Rename "data-point" to "marker" in the lines between the one holding "- x-axis-label: Biotinylated" and the one holding "- data-point: [507, 169, 519, 181]", inclusive, and output only those lines with no other changes.

-- Start PROVIDED ENTRIES --

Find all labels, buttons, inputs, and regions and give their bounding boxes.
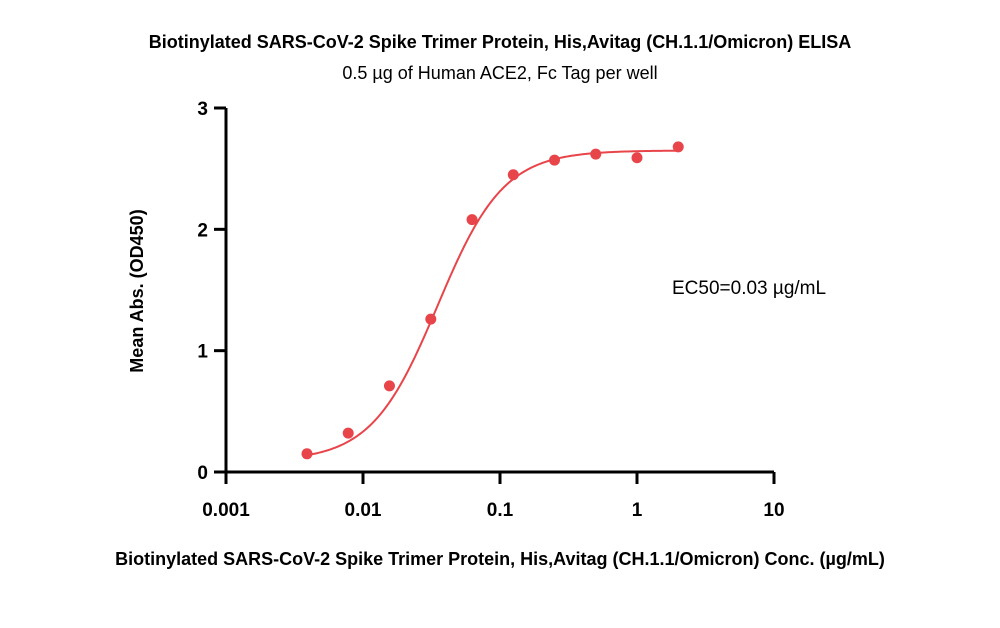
- x-axis-label: Biotinylated SARS-CoV-2 Spike Trimer Pro…: [115, 549, 885, 569]
- data-point: [590, 148, 602, 160]
- fit-curve: [306, 149, 679, 457]
- data-point: [301, 448, 313, 460]
- x-tick-label: 0.1: [487, 500, 514, 521]
- y-tick-label: 2: [197, 220, 208, 241]
- data-point: [425, 313, 437, 325]
- ec50-annotation: EC50=0.03 µg/mL: [672, 278, 826, 299]
- x-tick-label: 0.001: [202, 500, 250, 521]
- data-point: [631, 152, 643, 164]
- data-point: [672, 141, 684, 153]
- x-axis: 0.001 0.01 0.1 1 10: [202, 470, 785, 521]
- data-point: [507, 169, 519, 181]
- data-point: [466, 214, 478, 226]
- chart-subtitle: 0.5 µg of Human ACE2, Fc Tag per well: [342, 63, 657, 83]
- y-tick-label: 1: [197, 342, 208, 363]
- data-point: [342, 427, 354, 439]
- x-tick-label: 10: [763, 500, 784, 521]
- data-point: [549, 154, 561, 166]
- y-tick-label: 0: [197, 463, 208, 484]
- x-tick-label: 0.01: [345, 500, 382, 521]
- y-axis: 0 1 2 3: [197, 99, 228, 484]
- data-points: [301, 141, 684, 460]
- chart-title: Biotinylated SARS-CoV-2 Spike Trimer Pro…: [149, 32, 851, 52]
- x-tick-label: 1: [632, 500, 643, 521]
- y-axis-label: Mean Abs. (OD450): [127, 209, 147, 372]
- data-point: [383, 380, 395, 392]
- y-tick-label: 3: [197, 99, 208, 120]
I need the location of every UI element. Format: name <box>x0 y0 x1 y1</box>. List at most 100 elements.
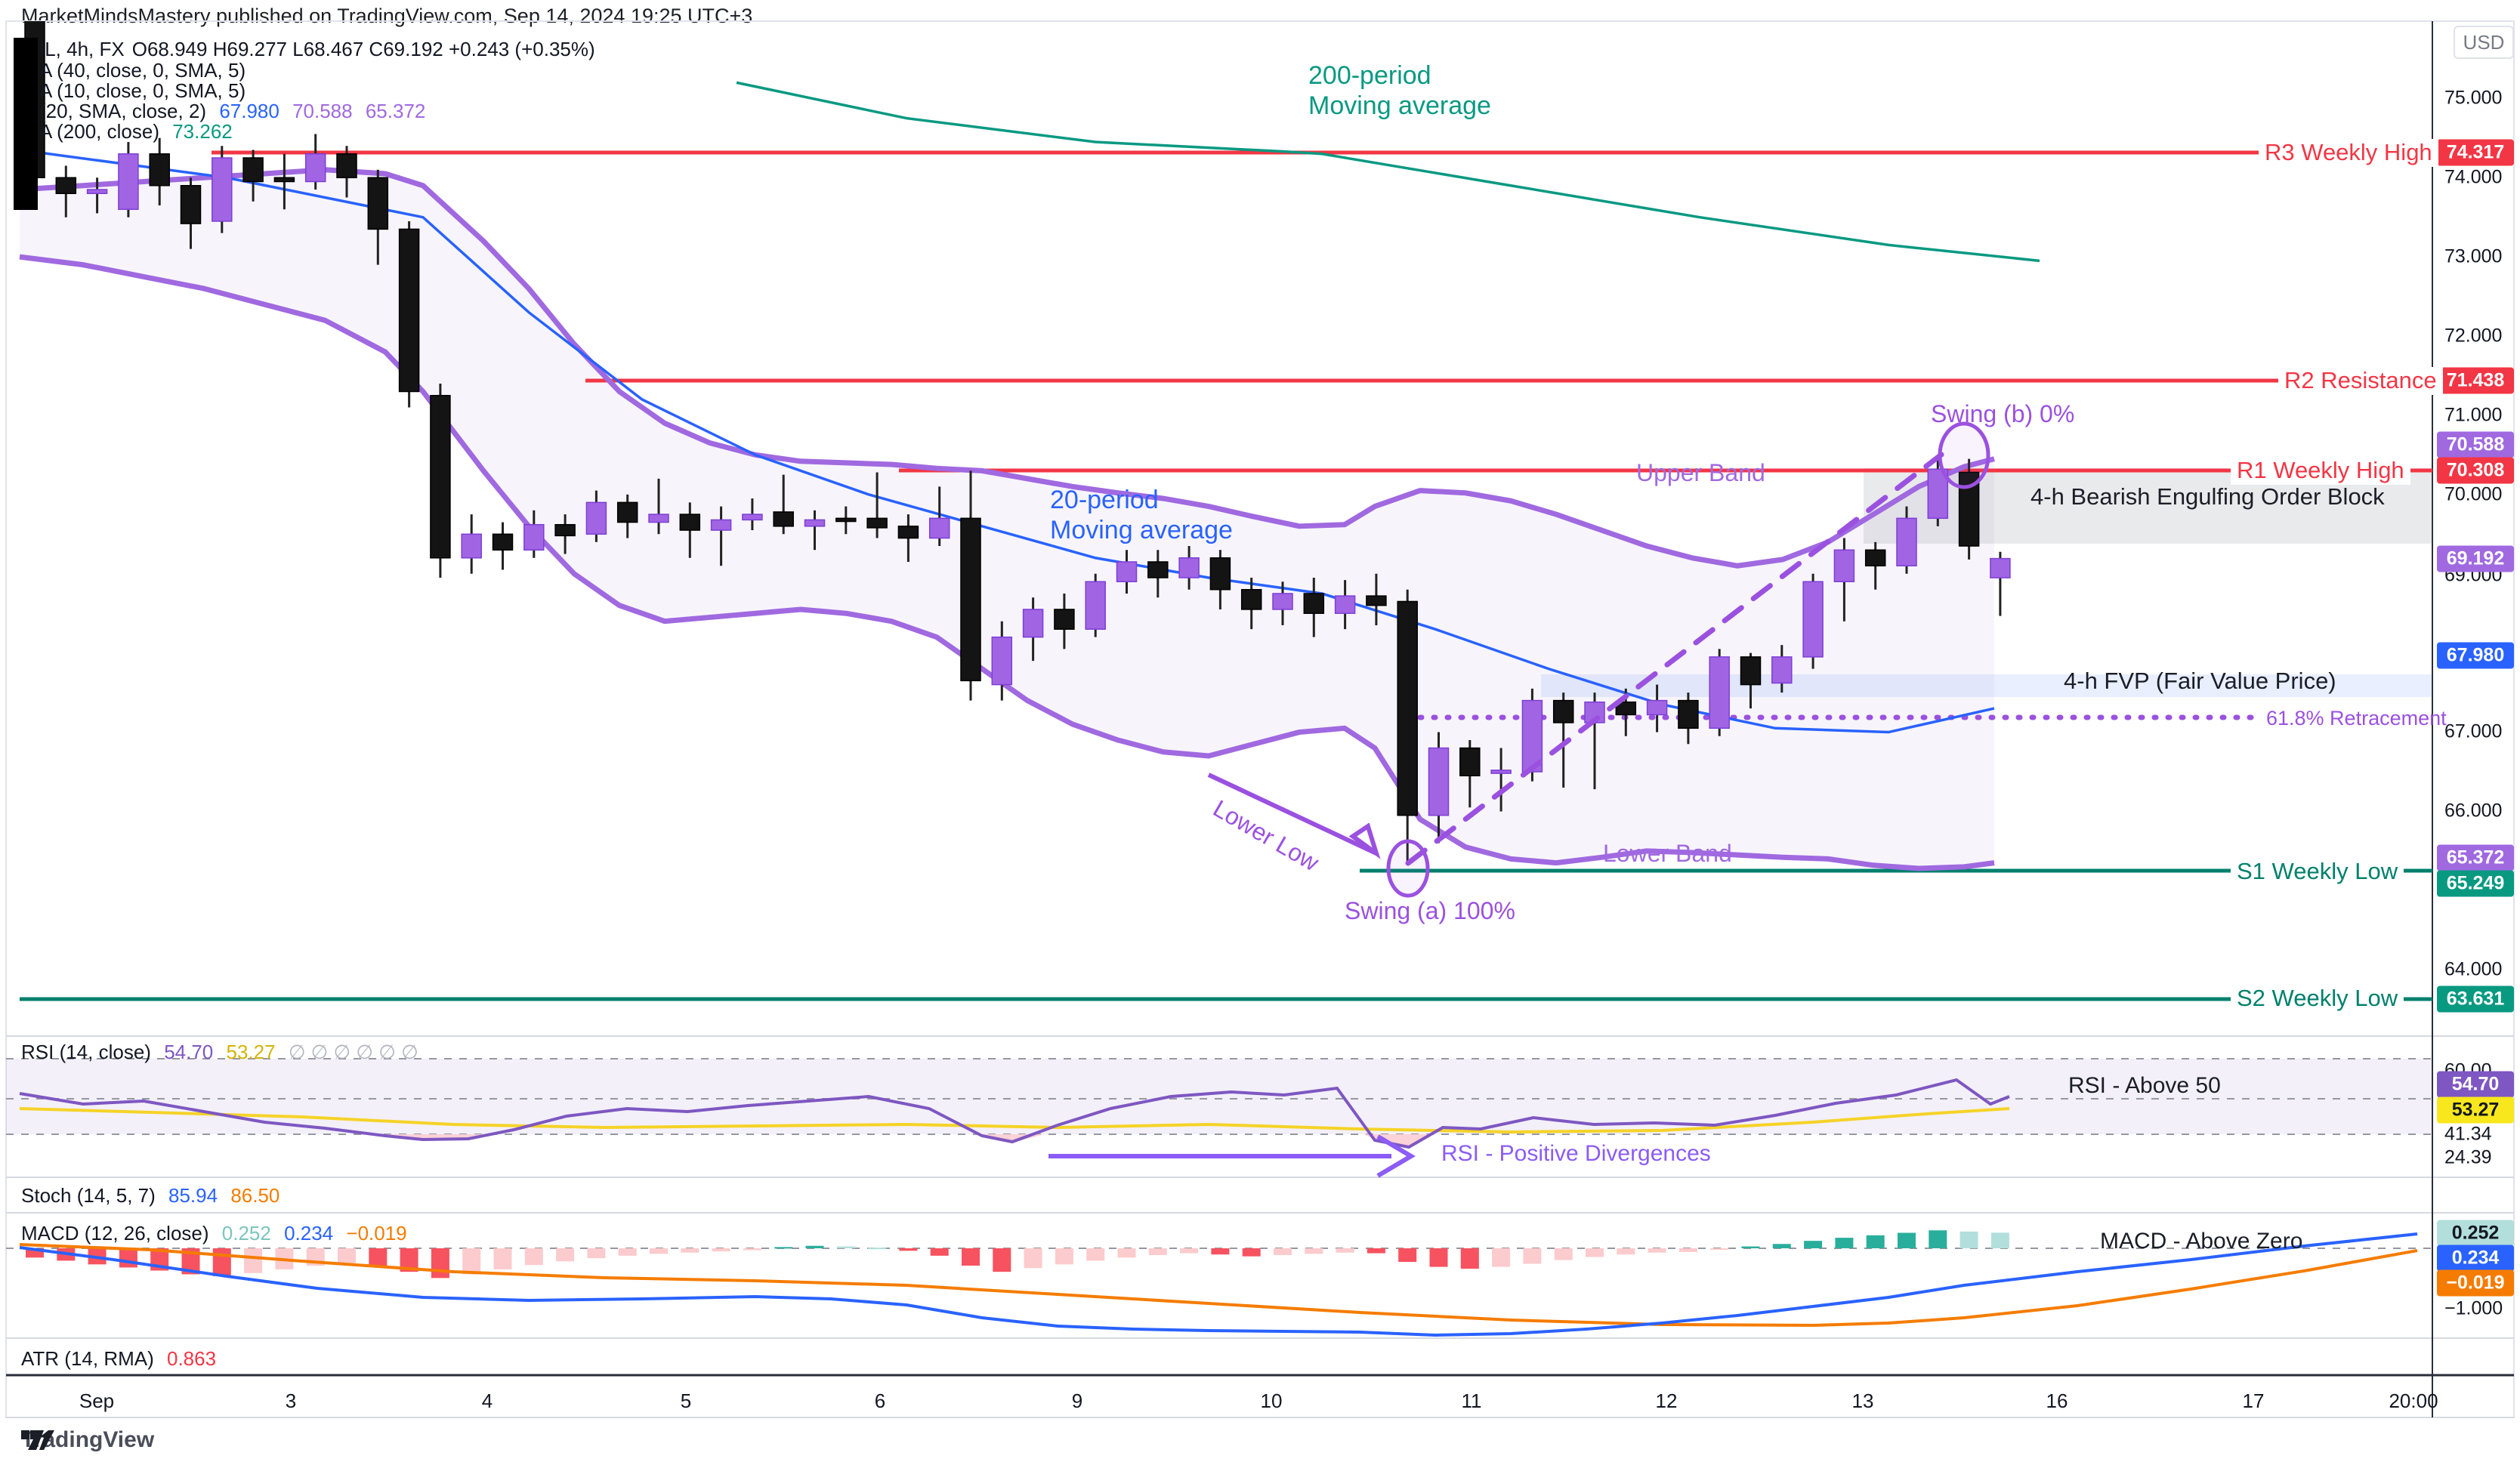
macd-histogram-bar <box>1741 1246 1760 1248</box>
time-label[interactable]: 3 <box>285 1390 297 1412</box>
time-label[interactable]: 17 <box>2242 1390 2265 1412</box>
candle-body <box>430 394 451 559</box>
lower-band-label: Lower Band <box>1603 840 1732 867</box>
time-label[interactable]: 13 <box>1851 1390 1874 1412</box>
macd-histogram-bar <box>556 1248 575 1262</box>
atr-legend-row[interactable]: ATR (14, RMA) 0.863 <box>21 1347 217 1370</box>
redaction-box <box>14 38 38 210</box>
macd-histogram-bar <box>1024 1248 1042 1269</box>
macd-histogram-bar <box>1617 1248 1635 1255</box>
candle <box>149 137 170 205</box>
candle <box>336 146 357 198</box>
macd-histogram-bar <box>1710 1248 1729 1250</box>
axis-badge: 63.631 <box>2437 985 2514 1013</box>
bb-lower-line <box>19 254 1995 871</box>
swing-a-label: Swing (a) 100% <box>1345 897 1515 924</box>
macd-histogram-bar <box>1772 1244 1791 1248</box>
candle-body <box>1864 549 1886 567</box>
macd-histogram-bar <box>930 1248 949 1256</box>
rsi-tick: 41.34 <box>2444 1123 2492 1145</box>
time-label[interactable]: 9 <box>1071 1390 1083 1412</box>
main-pane <box>19 21 2432 1001</box>
macd-signal-line <box>19 1243 2418 1328</box>
rsi-above-label: RSI - Above 50 <box>2068 1073 2221 1098</box>
candle-body <box>897 526 919 539</box>
macd-histogram-bar <box>743 1248 761 1251</box>
tradingview-logo[interactable]: TradingView <box>21 1427 154 1453</box>
macd-histogram-bar <box>1554 1248 1573 1260</box>
macd-histogram-bar <box>1835 1238 1854 1248</box>
candle-body <box>1085 581 1106 630</box>
price-tick: 67.000 <box>2444 720 2503 742</box>
candle-body <box>773 511 794 527</box>
macd-legend-row[interactable]: MACD (12, 26, close) 0.252 0.234 −0.019 <box>21 1222 407 1245</box>
candle-body <box>679 514 701 531</box>
macd-histogram-bar <box>1678 1248 1697 1252</box>
candle <box>212 146 233 233</box>
time-label[interactable]: 4 <box>481 1390 493 1412</box>
legend-ma40-row[interactable]: A (40, close, 0, SMA, 5) <box>39 59 246 82</box>
macd-tick: −1.000 <box>2444 1297 2503 1319</box>
time-label[interactable]: 5 <box>680 1390 692 1412</box>
candle-body <box>1740 656 1762 686</box>
candle <box>398 221 420 408</box>
macd-histogram-bar <box>1211 1248 1230 1255</box>
candle <box>1397 589 1418 863</box>
candle-body <box>585 501 607 535</box>
candle-body <box>1833 549 1855 582</box>
candle-body <box>804 519 826 527</box>
legend-ma10-row[interactable]: A (10, close, 0, SMA, 5) <box>39 79 246 102</box>
macd-histogram-bar <box>1305 1248 1323 1254</box>
candle <box>1709 649 1730 736</box>
time-label[interactable]: 11 <box>1461 1390 1482 1412</box>
candle <box>1927 456 1949 526</box>
candle-body <box>86 189 108 194</box>
candle-body <box>648 514 669 523</box>
candle <box>492 522 514 570</box>
candle-body <box>1240 588 1262 610</box>
candle <box>1272 581 1293 625</box>
time-label[interactable]: 10 <box>1260 1390 1283 1412</box>
legend-ma200-row[interactable]: A (200, close) 73.262 <box>39 120 233 143</box>
candle <box>1303 577 1325 637</box>
macd-histogram-bar <box>1648 1248 1666 1253</box>
axis-badge: 54.70 <box>2437 1071 2514 1098</box>
candle-body <box>1022 609 1044 638</box>
candle-body <box>616 501 638 523</box>
candle <box>242 150 264 202</box>
macd-histogram-bar <box>1242 1248 1261 1257</box>
macd-histogram-bar <box>369 1248 388 1266</box>
axis-badge: 65.249 <box>2437 870 2514 897</box>
stoch-legend-row[interactable]: Stoch (14, 5, 7) 85.94 86.50 <box>21 1184 280 1207</box>
price-tick: 64.000 <box>2444 958 2503 980</box>
macd-histogram-bar <box>1586 1248 1604 1257</box>
price-tick: 72.000 <box>2444 325 2503 347</box>
macd-histogram-bar <box>1804 1241 1823 1248</box>
time-label[interactable]: 12 <box>1655 1390 1678 1412</box>
legend-bb-row[interactable]: (20, SMA, close, 2) 67.980 70.588 65.372 <box>39 100 426 122</box>
macd-histogram-bar <box>1398 1248 1417 1263</box>
candle <box>1178 546 1200 590</box>
macd-histogram-bar <box>244 1248 263 1273</box>
price-tick: 73.000 <box>2444 245 2503 267</box>
candle <box>1334 580 1356 630</box>
candle-body <box>1927 468 1949 520</box>
time-label[interactable]: 16 <box>2046 1390 2068 1412</box>
axis-badge: 0.234 <box>2437 1245 2514 1272</box>
candle-body <box>1428 747 1450 816</box>
macd-histogram-bar <box>1492 1248 1511 1267</box>
currency-button[interactable]: USD <box>2454 26 2514 59</box>
candle <box>742 498 763 531</box>
macd-histogram-bar <box>1898 1232 1916 1248</box>
candle <box>1740 652 1762 709</box>
time-label[interactable]: 6 <box>874 1390 886 1412</box>
candle-body <box>304 153 326 183</box>
rsi-legend-row[interactable]: RSI (14, close) 54.70 53.27 ∅ ∅ ∅ ∅ ∅ ∅ <box>21 1041 418 1063</box>
time-label[interactable]: 20:00 <box>2389 1390 2438 1412</box>
legend-symbol-row[interactable]: IL, 4h, FX O68.949 H69.277 L68.467 C69.19… <box>39 38 595 60</box>
time-label[interactable]: Sep <box>79 1390 115 1412</box>
candle <box>1802 573 1824 669</box>
candle-body <box>1054 609 1075 630</box>
macd-histogram-bar <box>868 1248 887 1250</box>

-- End PROVIDED ENTRIES --

RESPONSE TO THE TASK:
- x-axis-label: Biotinylated SARS-CoV-2 Spike Trimer Pro…: [115, 549, 885, 569]
- marker: [590, 148, 602, 160]
- fit-curve: [306, 149, 679, 457]
- marker: [301, 448, 313, 460]
- x-tick-label: 0.1: [487, 500, 514, 521]
- y-tick-label: 2: [197, 220, 208, 241]
- marker: [425, 313, 437, 325]
- ec50-annotation: EC50=0.03 µg/mL: [672, 278, 826, 299]
- x-tick-label: 0.001: [202, 500, 250, 521]
- marker: [631, 152, 643, 164]
- marker: [672, 141, 684, 153]
- x-axis: 0.001 0.01 0.1 1 10: [202, 470, 785, 521]
- marker: [507, 169, 519, 181]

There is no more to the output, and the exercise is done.